[Given exercise] Set down each record exactly as written.

[Figure collection entries]
──────
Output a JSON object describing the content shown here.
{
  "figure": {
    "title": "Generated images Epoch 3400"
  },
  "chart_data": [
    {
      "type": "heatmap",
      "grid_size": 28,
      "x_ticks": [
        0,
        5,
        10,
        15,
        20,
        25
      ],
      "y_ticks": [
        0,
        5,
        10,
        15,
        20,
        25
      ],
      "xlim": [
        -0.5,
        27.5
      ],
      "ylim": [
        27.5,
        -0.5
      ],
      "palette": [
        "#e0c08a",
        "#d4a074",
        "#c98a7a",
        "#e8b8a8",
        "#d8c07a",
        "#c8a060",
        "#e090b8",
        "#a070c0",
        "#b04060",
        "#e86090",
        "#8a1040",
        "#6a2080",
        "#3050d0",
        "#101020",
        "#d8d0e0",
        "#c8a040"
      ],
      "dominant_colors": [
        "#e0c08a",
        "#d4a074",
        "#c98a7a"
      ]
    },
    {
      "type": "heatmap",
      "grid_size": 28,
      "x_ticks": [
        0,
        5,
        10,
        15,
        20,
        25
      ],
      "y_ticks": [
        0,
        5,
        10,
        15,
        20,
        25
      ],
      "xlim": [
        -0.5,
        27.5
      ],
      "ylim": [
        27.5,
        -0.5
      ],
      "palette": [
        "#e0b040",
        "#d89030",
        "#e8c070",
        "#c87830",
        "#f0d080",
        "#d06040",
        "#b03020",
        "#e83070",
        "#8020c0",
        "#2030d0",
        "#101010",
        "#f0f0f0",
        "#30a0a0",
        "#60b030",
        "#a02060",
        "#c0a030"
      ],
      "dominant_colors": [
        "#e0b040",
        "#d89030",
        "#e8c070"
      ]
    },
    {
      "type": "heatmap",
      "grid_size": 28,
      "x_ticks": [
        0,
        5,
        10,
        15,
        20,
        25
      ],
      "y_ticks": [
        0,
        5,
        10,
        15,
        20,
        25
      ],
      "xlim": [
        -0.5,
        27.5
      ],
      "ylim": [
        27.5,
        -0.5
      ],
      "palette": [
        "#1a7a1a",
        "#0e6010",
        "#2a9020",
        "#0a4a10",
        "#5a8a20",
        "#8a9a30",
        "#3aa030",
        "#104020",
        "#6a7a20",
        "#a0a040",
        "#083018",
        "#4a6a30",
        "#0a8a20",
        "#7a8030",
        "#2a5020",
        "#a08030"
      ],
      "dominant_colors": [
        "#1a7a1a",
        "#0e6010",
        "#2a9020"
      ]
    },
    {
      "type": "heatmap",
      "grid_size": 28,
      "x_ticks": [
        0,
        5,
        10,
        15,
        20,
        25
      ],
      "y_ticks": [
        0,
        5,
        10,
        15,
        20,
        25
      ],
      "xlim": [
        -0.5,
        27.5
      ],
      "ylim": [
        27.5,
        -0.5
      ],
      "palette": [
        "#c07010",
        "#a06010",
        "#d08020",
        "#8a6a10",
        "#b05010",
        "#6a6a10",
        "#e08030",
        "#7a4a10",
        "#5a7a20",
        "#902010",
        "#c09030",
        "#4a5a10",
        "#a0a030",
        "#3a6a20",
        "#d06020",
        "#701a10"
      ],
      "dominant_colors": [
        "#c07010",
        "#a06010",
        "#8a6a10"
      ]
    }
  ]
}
──────
[Task result]
Output a JSON object describing the content shown here.
{
  "figure": {
    "title": "Generated images Epoch 3400"
  },
  "chart_data": [
    {
      "type": "heatmap",
      "grid_size": 28,
      "x_ticks": [
        0,
        5,
        10,
        15,
        20,
        25
      ],
      "y_ticks": [
        0,
        5,
        10,
        15,
        20,
        25
      ],
      "xlim": [
        -0.5,
        27.5
      ],
      "ylim": [
        27.5,
        -0.5
      ],
      "palette": [
        "#e0c08a",
        "#d4a074",
        "#c98a7a",
        "#e8b8a8",
        "#d8c07a",
        "#c8a060",
        "#e090b8",
        "#a070c0",
        "#b04060",
        "#e86090",
        "#8a1040",
        "#6a2080",
        "#3050d0",
        "#101020",
        "#d8d0e0",
        "#c8a040"
      ],
      "dominant_colors": [
        "#e0c08a",
        "#d4a074",
        "#c98a7a"
      ]
    },
    {
      "type": "heatmap",
      "grid_size": 28,
      "x_ticks": [
        0,
        5,
        10,
        15,
        20,
        25
      ],
      "y_ticks": [
        0,
        5,
        10,
        15,
        20,
        25
      ],
      "xlim": [
        -0.5,
        27.5
      ],
      "ylim": [
        27.5,
        -0.5
      ],
      "palette": [
        "#e0b040",
        "#d89030",
        "#e8c070",
        "#c87830",
        "#f0d080",
        "#d06040",
        "#b03020",
        "#e83070",
        "#8020c0",
        "#2030d0",
        "#101010",
        "#f0f0f0",
        "#30a0a0",
        "#60b030",
        "#a02060",
        "#c0a030"
      ],
      "dominant_colors": [
        "#e0b040",
        "#d89030",
        "#e8c070"
      ]
    },
    {
      "type": "heatmap",
      "grid_size": 28,
      "x_ticks": [
        0,
        5,
        10,
        15,
        20,
        25
      ],
      "y_ticks": [
        0,
        5,
        10,
        15,
        20,
        25
      ],
      "xlim": [
        -0.5,
        27.5
      ],
      "ylim": [
        27.5,
        -0.5
      ],
      "palette": [
        "#1a7a1a",
        "#0e6010",
        "#2a9020",
        "#0a4a10",
        "#5a8a20",
        "#8a9a30",
        "#3aa030",
        "#104020",
        "#6a7a20",
        "#a0a040",
        "#083018",
        "#4a6a30",
        "#0a8a20",
        "#7a8030",
        "#2a5020",
        "#a08030"
      ],
      "dominant_colors": [
        "#1a7a1a",
        "#0e6010",
        "#2a9020"
      ]
    },
    {
      "type": "heatmap",
      "grid_size": 28,
      "x_ticks": [
        0,
        5,
        10,
        15,
        20,
        25
      ],
      "y_ticks": [
        0,
        5,
        10,
        15,
        20,
        25
      ],
      "xlim": [
        -0.5,
        27.5
      ],
      "ylim": [
        27.5,
        -0.5
      ],
      "palette": [
        "#c07010",
        "#a06010",
        "#d08020",
        "#8a6a10",
        "#b05010",
        "#6a6a10",
        "#e08030",
        "#7a4a10",
        "#5a7a20",
        "#902010",
        "#c09030",
        "#4a5a10",
        "#a0a030",
        "#3a6a20",
        "#d06020",
        "#701a10"
      ],
      "dominant_colors": [
        "#c07010",
        "#a06010",
        "#8a6a10"
      ]
    }
  ]
}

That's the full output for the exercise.